_What is needed_. Find the string "button" in the listing and report every line that has it.

_Input data_.
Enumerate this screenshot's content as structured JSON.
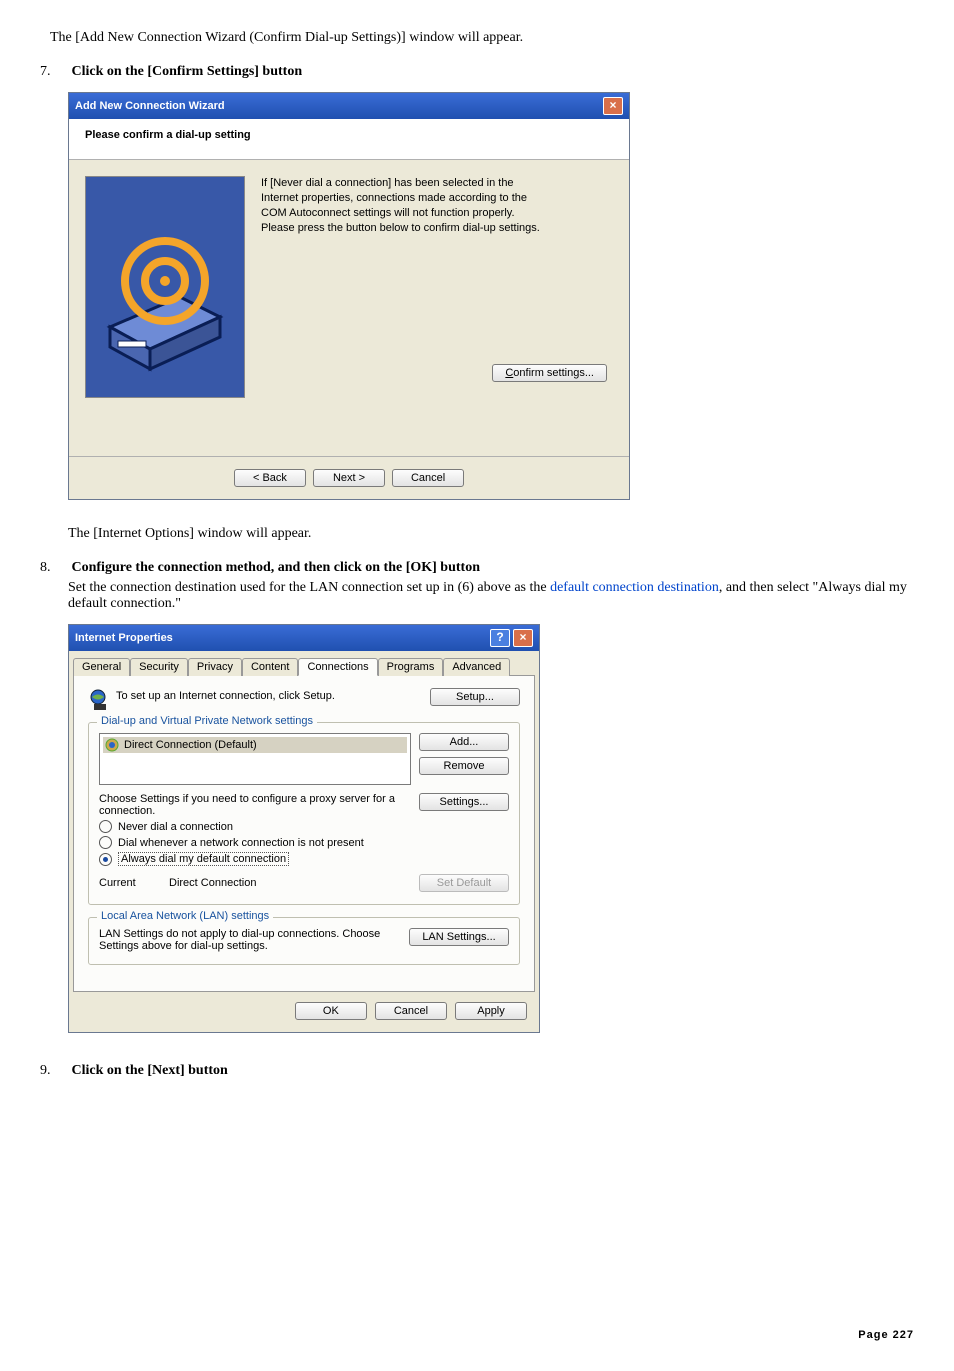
{
  "intro_text": "The [Add New Connection Wizard (Confirm Dial-up Settings)] window will appear.",
  "step7": {
    "num": "7.",
    "title": "Click on the [Confirm Settings] button"
  },
  "wizard": {
    "title": "Add New Connection Wizard",
    "subheader": "Please confirm a dial-up setting",
    "desc_l1": "If [Never dial a connection] has been selected in the",
    "desc_l2": "Internet properties, connections made according to the",
    "desc_l3": "COM Autoconnect settings will not function properly.",
    "desc_l4": "Please press the button below to confirm dial-up settings.",
    "confirm_btn": "Confirm settings...",
    "back_btn": "< Back",
    "next_btn": "Next >",
    "cancel_btn": "Cancel"
  },
  "post_wizard": "The [Internet Options] window will appear.",
  "step8": {
    "num": "8.",
    "title": "Configure the connection method, and then click on the [OK] button",
    "body_pre": "Set the connection destination used for the LAN connection set up in (6) above as the ",
    "body_link": "default connection destination",
    "body_post": ", and then select \"Always dial my default connection.\""
  },
  "props": {
    "title": "Internet Properties",
    "tabs": [
      "General",
      "Security",
      "Privacy",
      "Content",
      "Connections",
      "Programs",
      "Advanced"
    ],
    "setup_text": "To set up an Internet connection, click Setup.",
    "setup_btn": "Setup...",
    "fieldset1_legend": "Dial-up and Virtual Private Network settings",
    "list_item": "Direct Connection (Default)",
    "add_btn": "Add...",
    "remove_btn": "Remove",
    "choose_text": "Choose Settings if you need to configure a proxy server for a connection.",
    "settings_btn": "Settings...",
    "radio_never": "Never dial a connection",
    "radio_whenever": "Dial whenever a network connection is not present",
    "radio_always": "Always dial my default connection",
    "current_label": "Current",
    "current_value": "Direct Connection",
    "set_default_btn": "Set Default",
    "fieldset2_legend": "Local Area Network (LAN) settings",
    "lan_text": "LAN Settings do not apply to dial-up connections. Choose Settings above for dial-up settings.",
    "lan_btn": "LAN Settings...",
    "ok_btn": "OK",
    "cancel_btn": "Cancel",
    "apply_btn": "Apply"
  },
  "step9": {
    "num": "9.",
    "title": "Click on the [Next] button"
  },
  "footer": {
    "label": "Page ",
    "num": "227"
  }
}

_Final result_.
    "title": "Click on the [Confirm Settings] button"
    "desc_l4": "Please press the button below to confirm dial-up settings.",
    "title": "Configure the connection method, and then click on the [OK] button",
    "title": "Click on the [Next] button"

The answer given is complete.